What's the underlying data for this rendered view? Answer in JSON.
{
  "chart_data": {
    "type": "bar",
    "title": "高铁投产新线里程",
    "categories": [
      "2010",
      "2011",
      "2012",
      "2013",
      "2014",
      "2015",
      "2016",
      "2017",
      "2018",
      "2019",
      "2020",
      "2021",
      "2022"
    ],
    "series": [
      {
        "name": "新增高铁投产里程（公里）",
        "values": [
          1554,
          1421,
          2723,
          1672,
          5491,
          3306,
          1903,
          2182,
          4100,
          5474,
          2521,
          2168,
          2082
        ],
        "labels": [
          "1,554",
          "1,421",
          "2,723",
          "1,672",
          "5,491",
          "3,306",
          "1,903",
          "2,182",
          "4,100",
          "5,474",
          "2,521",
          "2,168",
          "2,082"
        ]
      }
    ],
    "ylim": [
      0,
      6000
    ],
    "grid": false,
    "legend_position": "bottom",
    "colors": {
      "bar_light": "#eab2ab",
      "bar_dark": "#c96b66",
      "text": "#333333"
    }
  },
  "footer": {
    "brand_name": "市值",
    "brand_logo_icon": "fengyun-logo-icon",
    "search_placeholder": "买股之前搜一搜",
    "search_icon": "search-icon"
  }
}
******
■ **Do this**: Please reproduce every line of the material word for word.

■ **Task output**:
What's the underlying data for this rendered view? Answer in JSON.
{
  "chart_data": {
    "type": "bar",
    "title": "高铁投产新线里程",
    "categories": [
      "2010",
      "2011",
      "2012",
      "2013",
      "2014",
      "2015",
      "2016",
      "2017",
      "2018",
      "2019",
      "2020",
      "2021",
      "2022"
    ],
    "series": [
      {
        "name": "新增高铁投产里程（公里）",
        "values": [
          1554,
          1421,
          2723,
          1672,
          5491,
          3306,
          1903,
          2182,
          4100,
          5474,
          2521,
          2168,
          2082
        ],
        "labels": [
          "1,554",
          "1,421",
          "2,723",
          "1,672",
          "5,491",
          "3,306",
          "1,903",
          "2,182",
          "4,100",
          "5,474",
          "2,521",
          "2,168",
          "2,082"
        ]
      }
    ],
    "ylim": [
      0,
      6000
    ],
    "grid": false,
    "legend_position": "bottom",
    "colors": {
      "bar_light": "#eab2ab",
      "bar_dark": "#c96b66",
      "text": "#333333"
    }
  },
  "footer": {
    "brand_name": "市值",
    "brand_logo_icon": "fengyun-logo-icon",
    "search_placeholder": "买股之前搜一搜",
    "search_icon": "search-icon"
  }
}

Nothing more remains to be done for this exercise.